Stored data

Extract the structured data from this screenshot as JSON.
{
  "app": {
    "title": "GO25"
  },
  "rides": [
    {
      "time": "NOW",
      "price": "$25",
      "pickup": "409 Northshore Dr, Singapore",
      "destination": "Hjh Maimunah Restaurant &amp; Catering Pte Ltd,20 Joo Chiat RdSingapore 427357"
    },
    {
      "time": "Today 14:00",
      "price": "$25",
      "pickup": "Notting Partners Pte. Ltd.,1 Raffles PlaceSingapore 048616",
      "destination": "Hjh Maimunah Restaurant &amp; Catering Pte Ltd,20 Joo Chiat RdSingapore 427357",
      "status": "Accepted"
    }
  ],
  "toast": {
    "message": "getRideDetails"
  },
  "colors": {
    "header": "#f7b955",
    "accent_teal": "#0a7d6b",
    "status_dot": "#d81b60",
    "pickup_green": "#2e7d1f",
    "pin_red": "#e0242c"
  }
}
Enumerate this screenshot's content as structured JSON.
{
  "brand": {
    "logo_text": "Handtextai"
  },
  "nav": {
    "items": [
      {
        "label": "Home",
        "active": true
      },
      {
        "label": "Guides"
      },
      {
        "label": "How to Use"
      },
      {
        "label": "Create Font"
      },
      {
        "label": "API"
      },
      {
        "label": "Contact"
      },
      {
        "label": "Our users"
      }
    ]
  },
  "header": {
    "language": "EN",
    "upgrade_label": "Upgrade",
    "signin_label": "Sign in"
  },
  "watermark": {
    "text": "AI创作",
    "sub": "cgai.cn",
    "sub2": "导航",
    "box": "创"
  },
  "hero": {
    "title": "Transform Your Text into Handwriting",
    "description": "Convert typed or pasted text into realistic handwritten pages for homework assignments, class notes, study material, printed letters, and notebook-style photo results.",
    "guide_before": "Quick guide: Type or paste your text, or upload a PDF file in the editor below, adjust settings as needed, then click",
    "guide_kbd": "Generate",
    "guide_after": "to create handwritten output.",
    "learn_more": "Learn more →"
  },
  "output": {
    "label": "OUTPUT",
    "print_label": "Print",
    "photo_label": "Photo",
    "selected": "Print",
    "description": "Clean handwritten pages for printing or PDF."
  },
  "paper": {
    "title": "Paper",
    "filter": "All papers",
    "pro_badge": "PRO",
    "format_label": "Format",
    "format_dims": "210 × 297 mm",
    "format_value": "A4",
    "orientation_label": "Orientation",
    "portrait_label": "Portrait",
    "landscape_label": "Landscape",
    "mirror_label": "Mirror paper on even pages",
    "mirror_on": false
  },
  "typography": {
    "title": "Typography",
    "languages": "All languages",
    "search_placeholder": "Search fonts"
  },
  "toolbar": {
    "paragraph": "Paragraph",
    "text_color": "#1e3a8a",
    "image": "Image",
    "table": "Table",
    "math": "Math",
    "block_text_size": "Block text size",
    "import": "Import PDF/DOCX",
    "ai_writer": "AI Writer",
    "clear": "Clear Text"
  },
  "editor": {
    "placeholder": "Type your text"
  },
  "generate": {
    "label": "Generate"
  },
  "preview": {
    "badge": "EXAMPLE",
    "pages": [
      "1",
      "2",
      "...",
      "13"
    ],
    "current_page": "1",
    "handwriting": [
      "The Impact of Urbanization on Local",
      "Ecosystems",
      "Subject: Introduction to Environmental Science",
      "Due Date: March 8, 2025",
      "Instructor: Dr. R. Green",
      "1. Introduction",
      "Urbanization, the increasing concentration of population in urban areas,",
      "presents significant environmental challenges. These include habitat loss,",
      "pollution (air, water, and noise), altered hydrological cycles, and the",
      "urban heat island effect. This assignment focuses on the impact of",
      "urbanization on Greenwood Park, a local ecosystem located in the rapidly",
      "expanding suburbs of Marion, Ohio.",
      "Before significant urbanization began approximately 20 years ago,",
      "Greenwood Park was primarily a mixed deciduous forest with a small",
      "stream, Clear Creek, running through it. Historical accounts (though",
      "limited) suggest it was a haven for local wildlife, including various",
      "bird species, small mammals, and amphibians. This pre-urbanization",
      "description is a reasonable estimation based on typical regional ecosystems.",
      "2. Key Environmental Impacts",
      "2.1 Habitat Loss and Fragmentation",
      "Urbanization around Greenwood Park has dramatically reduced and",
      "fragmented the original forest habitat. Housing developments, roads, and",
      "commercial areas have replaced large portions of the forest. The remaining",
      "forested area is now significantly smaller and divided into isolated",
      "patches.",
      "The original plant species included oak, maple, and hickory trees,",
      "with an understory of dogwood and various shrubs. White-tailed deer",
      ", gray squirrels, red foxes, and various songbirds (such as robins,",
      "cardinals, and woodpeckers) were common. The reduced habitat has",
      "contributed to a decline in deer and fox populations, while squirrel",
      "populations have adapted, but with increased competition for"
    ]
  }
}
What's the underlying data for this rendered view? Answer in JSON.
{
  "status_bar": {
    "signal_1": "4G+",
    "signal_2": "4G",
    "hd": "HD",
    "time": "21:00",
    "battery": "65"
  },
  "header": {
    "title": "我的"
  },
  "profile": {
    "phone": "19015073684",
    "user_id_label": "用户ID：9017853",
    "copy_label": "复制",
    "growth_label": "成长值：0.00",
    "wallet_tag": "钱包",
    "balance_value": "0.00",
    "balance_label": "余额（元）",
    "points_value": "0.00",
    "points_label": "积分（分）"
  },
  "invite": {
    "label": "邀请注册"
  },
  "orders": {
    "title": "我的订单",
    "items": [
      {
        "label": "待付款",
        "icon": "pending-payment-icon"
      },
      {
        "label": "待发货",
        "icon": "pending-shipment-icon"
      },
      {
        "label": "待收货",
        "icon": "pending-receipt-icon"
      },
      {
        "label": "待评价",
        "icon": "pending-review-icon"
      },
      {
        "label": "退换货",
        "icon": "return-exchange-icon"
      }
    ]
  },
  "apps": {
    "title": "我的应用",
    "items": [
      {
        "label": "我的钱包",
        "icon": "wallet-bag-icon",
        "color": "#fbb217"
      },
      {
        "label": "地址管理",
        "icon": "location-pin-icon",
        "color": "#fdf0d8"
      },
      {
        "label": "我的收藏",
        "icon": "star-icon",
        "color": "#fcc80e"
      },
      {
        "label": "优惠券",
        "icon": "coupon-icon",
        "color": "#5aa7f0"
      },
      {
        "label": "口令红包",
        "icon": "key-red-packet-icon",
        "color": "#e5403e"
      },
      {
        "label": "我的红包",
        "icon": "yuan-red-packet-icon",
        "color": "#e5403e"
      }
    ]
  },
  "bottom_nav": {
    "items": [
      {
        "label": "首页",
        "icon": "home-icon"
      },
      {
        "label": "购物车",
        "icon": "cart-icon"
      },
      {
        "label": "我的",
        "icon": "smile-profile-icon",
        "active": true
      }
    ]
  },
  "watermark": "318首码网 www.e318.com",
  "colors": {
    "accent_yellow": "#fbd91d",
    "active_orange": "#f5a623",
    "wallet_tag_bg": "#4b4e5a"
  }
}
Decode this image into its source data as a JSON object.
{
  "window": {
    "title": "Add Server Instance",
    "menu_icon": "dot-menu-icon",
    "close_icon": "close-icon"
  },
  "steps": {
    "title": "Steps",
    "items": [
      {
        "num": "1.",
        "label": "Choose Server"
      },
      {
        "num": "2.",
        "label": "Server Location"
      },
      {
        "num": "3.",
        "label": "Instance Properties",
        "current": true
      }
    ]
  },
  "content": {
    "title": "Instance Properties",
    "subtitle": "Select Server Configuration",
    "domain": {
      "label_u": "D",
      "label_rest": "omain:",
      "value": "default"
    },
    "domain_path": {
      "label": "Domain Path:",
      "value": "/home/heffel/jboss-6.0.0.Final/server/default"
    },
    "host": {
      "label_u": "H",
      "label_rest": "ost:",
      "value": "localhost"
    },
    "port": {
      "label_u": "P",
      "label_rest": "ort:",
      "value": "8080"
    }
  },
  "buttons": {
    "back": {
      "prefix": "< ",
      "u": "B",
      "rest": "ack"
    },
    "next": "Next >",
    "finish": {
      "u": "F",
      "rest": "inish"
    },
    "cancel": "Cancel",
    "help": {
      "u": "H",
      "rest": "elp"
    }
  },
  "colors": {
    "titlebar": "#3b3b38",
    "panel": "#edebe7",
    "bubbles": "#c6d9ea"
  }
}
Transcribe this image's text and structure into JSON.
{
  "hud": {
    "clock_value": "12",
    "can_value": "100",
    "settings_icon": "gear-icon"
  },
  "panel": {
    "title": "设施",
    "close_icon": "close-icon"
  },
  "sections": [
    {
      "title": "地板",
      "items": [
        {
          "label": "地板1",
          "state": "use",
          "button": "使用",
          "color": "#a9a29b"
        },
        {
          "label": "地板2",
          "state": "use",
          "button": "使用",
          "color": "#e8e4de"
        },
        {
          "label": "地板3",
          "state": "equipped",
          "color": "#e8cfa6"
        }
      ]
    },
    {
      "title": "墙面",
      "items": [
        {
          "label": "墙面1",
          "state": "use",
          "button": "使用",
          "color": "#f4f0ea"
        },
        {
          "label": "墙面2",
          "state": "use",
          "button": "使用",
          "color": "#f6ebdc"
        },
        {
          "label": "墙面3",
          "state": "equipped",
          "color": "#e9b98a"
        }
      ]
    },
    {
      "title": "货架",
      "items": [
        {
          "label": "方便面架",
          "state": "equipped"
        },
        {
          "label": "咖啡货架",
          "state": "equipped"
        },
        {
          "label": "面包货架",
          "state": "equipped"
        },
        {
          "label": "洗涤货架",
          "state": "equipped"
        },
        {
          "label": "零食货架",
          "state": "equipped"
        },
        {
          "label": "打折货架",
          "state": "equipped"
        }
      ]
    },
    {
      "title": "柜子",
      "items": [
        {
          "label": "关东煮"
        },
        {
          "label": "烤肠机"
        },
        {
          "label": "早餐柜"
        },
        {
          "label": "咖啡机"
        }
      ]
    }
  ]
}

**Required work**
Look through the data and gather every line with the string "pages" in it.

**Response for this exercise**
    "description": "Convert typed or pasted text into realistic handwritten pages for homework assignments, class notes, study material, printed letters, and notebook-style photo results.",
    "description": "Clean handwritten pages for printing or PDF."
    "mirror_label": "Mirror paper on even pages",
    "pages": [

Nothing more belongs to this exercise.